Questions:
(a) Quote every sentence in the Sullivan post that ends with a question mark.
(b) Echo the Sullivan post from "But sometimes, we" to "question the folks?".
(c) Answer these questions from the Sullivan post:
(i) What estimated age is given for Sullivan?
(ii) What lesson does the post say should have been learned from the X-Files?
(iii) For how long did Sullivan suffer the silliness?
**** Supplied text
We all have moments when we just aren’t sure who we are: Am I a kindergartner trapped in an adult’s body? Am I a ballerina trapped in a Development Director’s body? Should I be wandering the wide green hills of County Sligo right now?
But sometimes, we know exactly who we are. It’s the dunderheads around us that can’t get us right.
Such was the situation for one Sullivan Rosenberg.
Sullivan is a cat possessing complete confidence in her identity. She is the essence of catliness at its highest and finest pitch, a love gobbler with an elegant streak three Audrey Hepburns wide. She is grace and goofiness in equal, non-competing measure. She is, in the words of one accurate volunteer, “over-the-top lovable.” She is ladylike.
She is extremely ladylike.
Sadly, Sullivan’s girlish charms were not enough to stop the smush-heads around her from listing her as follows:
Age: 5 years (estimated)
Now, before you question our cat-part-checking prowess, one minor detail. The folks who shuffled Sullivan into our care told us that she was a he. Who were we to question the folks?
Lesson we should have learned from the X-Files: question everything.
Fortunately, Sullivan did not have to suffer our silliness too long.
OK, she did.
Almost three months.
********
**** Excerpted data
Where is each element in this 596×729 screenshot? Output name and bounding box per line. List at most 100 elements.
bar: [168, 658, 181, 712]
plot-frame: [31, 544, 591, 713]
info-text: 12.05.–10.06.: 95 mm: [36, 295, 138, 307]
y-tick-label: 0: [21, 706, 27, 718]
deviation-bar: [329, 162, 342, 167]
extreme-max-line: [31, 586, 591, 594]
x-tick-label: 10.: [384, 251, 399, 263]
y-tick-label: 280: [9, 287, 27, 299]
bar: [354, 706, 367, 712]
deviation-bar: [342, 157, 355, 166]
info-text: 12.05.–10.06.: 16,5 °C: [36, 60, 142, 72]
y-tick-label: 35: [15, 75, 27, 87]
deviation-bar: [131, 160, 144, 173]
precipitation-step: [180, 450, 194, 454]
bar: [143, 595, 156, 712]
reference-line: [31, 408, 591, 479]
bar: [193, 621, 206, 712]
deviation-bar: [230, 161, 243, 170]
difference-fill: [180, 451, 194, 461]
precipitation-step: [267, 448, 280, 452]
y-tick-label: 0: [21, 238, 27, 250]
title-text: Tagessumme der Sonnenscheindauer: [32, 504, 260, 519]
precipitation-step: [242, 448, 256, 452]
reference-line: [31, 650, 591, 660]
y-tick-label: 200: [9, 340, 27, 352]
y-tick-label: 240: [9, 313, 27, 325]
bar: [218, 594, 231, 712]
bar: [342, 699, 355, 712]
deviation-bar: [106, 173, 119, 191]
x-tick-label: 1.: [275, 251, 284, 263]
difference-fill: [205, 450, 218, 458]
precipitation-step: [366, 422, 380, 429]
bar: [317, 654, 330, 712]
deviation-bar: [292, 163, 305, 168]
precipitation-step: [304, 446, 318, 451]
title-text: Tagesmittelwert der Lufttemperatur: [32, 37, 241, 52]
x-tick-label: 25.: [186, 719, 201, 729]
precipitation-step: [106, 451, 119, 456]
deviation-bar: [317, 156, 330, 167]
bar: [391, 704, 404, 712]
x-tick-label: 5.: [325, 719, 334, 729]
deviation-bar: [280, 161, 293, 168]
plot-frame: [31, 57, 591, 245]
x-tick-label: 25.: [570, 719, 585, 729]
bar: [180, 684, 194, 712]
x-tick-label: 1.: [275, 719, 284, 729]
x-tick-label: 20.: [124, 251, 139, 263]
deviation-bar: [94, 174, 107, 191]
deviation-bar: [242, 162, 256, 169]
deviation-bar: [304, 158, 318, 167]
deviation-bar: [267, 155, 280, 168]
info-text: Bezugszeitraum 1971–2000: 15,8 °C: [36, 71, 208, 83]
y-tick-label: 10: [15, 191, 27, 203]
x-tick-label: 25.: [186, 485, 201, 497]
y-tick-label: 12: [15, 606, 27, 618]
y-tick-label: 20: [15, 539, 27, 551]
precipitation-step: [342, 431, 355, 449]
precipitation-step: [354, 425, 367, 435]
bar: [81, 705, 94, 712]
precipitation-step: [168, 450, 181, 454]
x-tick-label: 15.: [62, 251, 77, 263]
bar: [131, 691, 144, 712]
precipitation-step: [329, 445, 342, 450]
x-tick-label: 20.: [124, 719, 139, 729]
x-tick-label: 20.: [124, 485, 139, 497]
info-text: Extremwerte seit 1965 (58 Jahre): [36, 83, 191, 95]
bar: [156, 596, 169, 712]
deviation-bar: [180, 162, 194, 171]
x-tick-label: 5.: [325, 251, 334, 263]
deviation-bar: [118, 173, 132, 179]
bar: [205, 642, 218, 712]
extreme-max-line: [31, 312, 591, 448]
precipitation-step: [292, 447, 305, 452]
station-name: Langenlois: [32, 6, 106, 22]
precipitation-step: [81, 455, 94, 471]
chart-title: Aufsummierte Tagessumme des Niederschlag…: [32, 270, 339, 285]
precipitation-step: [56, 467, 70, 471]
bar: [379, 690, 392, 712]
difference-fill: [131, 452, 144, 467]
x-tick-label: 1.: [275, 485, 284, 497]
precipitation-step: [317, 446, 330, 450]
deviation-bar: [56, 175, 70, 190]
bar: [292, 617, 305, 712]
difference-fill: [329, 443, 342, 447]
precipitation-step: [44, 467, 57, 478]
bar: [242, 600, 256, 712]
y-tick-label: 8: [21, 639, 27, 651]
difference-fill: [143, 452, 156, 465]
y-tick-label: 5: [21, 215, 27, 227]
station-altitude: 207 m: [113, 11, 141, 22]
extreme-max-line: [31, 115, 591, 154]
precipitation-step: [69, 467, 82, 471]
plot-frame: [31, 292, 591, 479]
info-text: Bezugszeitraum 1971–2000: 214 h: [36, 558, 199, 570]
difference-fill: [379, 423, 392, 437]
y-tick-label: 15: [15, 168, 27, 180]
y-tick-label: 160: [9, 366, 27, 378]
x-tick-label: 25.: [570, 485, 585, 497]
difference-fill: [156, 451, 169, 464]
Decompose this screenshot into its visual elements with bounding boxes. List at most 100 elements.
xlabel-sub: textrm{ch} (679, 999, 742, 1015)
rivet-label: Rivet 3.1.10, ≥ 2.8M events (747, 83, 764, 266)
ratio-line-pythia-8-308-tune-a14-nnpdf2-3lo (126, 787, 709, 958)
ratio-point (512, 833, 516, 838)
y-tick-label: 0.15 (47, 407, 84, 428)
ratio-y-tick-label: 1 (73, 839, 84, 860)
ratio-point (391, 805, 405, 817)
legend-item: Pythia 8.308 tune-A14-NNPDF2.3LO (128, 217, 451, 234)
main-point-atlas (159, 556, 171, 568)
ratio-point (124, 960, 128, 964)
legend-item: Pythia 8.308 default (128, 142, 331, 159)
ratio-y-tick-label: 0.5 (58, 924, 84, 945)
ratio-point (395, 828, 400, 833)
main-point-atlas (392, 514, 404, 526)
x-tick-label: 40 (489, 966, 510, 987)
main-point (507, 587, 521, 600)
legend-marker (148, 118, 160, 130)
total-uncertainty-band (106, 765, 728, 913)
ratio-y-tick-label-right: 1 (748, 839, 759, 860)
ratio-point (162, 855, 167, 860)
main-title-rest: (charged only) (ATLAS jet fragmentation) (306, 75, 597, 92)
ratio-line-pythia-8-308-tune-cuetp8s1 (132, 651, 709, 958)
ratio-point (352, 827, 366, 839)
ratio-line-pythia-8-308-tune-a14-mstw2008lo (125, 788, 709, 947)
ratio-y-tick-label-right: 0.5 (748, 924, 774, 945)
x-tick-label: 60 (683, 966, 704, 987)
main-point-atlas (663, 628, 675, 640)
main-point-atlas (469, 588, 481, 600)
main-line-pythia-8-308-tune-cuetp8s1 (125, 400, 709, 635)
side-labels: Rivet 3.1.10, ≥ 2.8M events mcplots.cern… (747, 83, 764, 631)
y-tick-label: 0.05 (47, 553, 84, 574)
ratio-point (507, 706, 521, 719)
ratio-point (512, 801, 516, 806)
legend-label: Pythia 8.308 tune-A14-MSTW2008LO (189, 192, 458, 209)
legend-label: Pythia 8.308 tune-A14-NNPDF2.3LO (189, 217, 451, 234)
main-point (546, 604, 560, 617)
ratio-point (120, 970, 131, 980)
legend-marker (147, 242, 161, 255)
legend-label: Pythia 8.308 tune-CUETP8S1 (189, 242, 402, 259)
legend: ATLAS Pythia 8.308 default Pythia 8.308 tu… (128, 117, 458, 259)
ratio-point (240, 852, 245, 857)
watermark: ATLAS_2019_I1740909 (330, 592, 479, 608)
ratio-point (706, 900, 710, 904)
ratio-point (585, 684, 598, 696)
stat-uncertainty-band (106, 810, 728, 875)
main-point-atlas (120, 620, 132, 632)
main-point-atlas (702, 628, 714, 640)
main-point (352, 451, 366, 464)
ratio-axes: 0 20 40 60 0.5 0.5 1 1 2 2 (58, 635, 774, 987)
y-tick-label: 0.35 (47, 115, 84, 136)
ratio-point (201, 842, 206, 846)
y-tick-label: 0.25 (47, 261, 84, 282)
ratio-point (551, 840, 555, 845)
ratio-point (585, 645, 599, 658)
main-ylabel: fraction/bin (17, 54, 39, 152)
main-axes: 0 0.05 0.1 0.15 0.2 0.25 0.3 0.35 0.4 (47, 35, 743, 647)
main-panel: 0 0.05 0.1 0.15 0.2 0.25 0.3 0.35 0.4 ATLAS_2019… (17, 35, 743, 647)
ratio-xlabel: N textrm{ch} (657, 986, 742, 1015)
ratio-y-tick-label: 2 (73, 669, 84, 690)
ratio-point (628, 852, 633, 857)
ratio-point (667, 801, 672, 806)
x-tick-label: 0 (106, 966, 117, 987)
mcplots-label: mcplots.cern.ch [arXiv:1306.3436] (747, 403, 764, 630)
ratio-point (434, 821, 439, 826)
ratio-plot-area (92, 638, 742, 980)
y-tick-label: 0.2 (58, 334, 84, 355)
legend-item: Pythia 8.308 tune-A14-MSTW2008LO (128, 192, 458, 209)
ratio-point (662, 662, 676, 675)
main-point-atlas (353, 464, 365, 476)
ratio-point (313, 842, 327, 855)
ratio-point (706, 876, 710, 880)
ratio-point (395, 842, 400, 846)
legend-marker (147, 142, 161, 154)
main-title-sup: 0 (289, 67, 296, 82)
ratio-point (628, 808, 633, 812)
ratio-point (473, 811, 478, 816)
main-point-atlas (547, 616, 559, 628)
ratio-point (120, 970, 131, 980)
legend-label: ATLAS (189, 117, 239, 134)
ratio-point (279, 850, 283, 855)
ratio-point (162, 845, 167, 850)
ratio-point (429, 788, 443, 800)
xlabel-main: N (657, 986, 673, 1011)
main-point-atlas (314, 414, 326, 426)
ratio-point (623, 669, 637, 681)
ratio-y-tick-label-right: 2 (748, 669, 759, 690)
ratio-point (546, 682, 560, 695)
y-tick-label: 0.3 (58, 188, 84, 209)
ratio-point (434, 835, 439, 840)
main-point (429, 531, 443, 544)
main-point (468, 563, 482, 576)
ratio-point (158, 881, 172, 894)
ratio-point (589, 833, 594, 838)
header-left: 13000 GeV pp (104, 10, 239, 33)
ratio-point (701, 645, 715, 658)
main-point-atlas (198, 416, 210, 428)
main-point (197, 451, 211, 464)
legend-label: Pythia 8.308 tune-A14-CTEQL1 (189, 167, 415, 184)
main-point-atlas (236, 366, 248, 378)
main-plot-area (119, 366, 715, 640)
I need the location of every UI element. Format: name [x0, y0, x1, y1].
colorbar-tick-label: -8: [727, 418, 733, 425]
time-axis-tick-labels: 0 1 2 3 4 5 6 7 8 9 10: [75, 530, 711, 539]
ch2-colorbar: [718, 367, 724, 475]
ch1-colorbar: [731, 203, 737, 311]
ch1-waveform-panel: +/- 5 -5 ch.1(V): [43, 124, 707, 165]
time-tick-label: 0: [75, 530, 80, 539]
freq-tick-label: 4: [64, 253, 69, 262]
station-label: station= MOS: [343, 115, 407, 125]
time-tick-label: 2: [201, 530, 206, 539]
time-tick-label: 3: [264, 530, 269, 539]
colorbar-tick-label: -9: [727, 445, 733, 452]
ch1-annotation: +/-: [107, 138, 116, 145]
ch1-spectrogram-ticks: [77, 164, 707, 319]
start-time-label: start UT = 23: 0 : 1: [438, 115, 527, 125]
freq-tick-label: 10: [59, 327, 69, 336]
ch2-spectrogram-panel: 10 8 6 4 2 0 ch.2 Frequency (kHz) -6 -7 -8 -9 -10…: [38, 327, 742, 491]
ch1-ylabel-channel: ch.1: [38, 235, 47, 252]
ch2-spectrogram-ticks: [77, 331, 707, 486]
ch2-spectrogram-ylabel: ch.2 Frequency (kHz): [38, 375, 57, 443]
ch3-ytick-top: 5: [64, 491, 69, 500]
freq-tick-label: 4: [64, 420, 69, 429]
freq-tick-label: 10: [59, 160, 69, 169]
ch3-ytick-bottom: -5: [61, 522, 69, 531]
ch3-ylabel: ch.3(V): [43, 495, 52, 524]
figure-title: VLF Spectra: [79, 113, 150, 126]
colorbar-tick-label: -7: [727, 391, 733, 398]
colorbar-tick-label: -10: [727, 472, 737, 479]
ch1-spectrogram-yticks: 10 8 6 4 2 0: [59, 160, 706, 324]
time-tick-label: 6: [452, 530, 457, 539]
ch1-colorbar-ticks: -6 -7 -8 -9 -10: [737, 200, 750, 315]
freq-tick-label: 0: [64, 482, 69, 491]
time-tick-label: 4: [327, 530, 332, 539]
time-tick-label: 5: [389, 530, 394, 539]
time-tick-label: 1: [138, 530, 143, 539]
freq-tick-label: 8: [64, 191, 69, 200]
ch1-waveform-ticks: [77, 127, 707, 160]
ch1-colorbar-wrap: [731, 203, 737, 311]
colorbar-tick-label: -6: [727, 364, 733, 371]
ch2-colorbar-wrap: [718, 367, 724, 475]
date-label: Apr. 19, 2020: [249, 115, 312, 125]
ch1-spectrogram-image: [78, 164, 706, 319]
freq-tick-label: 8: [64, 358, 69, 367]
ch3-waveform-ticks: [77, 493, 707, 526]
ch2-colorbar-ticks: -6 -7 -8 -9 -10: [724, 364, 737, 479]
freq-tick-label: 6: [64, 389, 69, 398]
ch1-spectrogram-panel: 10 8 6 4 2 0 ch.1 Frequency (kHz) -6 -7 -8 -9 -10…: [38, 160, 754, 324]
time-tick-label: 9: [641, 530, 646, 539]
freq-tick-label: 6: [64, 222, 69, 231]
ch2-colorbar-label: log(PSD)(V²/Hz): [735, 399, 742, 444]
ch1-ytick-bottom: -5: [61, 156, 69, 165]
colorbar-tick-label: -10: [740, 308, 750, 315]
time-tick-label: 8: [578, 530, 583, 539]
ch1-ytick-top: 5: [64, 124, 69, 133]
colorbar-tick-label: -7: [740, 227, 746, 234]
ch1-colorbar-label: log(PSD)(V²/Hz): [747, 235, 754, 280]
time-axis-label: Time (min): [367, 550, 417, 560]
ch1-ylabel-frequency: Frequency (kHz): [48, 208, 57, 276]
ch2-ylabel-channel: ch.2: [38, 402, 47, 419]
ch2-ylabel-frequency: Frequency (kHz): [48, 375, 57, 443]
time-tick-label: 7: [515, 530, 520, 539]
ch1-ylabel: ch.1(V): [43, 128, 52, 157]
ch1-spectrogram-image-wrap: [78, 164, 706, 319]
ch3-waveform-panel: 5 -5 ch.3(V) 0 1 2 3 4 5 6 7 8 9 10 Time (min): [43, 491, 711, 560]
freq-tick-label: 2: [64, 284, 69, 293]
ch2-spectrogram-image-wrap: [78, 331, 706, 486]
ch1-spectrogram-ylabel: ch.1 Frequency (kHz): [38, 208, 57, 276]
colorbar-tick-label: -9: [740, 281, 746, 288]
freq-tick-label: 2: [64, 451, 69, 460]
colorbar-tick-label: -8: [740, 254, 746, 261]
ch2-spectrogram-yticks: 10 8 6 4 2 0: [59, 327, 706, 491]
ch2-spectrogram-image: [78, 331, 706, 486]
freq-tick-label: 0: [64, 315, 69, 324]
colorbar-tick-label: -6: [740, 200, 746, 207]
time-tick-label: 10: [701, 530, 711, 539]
********
Expected results:
(a)
Am I a kindergartner trapped in an adult’s body?
Am I a ballerina trapped in a Development Director’s body?
Should I be wandering the wide green hills of County Sligo right now?
Who were we to question the folks?

(b)
But sometimes, we know exactly who we are. It’s the dunderheads around us that can’t get us right.
Such was the situation for one Sullivan Rosenberg.
Sullivan is a cat possessing complete confidence in her identity. She is the essence of catliness at its highest and finest pitch, a love gobbler with an elegant streak three Audrey Hepburns wide. She is grace and goofiness in equal, non-competing measure. She is, in the words of one accurate volunteer, “over-the-top lovable.” She is ladylike.
She is extremely ladylike.
Sadly, Sullivan’s girlish charms were not enough to stop the smush-heads around her from listing her as follows:
Age: 5 years (estimated)
Now, before you question our cat-part-checking prowess, one minor detail. The folks who shuffled Sullivan into our care told us that she was a he. Who were we to question the folks?

(c)
(i) 5 years
(ii) Question everything.
(iii) Almost three months